**Directions:** Reproduce each record below exactly as written.

────────────────

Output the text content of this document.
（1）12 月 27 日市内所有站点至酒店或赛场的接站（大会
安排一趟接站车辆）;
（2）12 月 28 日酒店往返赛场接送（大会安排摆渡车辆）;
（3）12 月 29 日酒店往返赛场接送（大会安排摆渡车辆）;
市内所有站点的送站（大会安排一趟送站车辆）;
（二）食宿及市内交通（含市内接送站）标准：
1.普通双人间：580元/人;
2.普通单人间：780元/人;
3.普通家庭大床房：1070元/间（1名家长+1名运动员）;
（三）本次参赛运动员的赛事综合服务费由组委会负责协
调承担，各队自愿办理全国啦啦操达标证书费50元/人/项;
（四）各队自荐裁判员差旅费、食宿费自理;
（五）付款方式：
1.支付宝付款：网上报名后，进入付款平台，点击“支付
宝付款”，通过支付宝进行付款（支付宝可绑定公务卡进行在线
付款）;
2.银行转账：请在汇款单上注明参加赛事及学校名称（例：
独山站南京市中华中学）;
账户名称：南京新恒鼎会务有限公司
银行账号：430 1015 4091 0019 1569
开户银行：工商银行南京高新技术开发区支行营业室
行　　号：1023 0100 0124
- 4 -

────────────────

**The output:**
Output the text content of this document.
（1）12 月 27 日市内所有站点至酒店或赛场的接站（大会
安排一趟接站车辆）;
（2）12 月 28 日酒店往返赛场接送（大会安排摆渡车辆）;
（3）12 月 29 日酒店往返赛场接送（大会安排摆渡车辆）;
市内所有站点的送站（大会安排一趟送站车辆）;
（二）食宿及市内交通（含市内接送站）标准：
1.普通双人间：580元/人;
2.普通单人间：780元/人;
3.普通家庭大床房：1070元/间（1名家长+1名运动员）;
（三）本次参赛运动员的赛事综合服务费由组委会负责协
调承担，各队自愿办理全国啦啦操达标证书费50元/人/项;
（四）各队自荐裁判员差旅费、食宿费自理;
（五）付款方式：
1.支付宝付款：网上报名后，进入付款平台，点击“支付
宝付款”，通过支付宝进行付款（支付宝可绑定公务卡进行在线
付款）;
2.银行转账：请在汇款单上注明参加赛事及学校名称（例：
独山站南京市中华中学）;
账户名称：南京新恒鼎会务有限公司
银行账号：430 1015 4091 0019 1569
开户银行：工商银行南京高新技术开发区支行营业室
行　　号：1023 0100 0124
- 4 -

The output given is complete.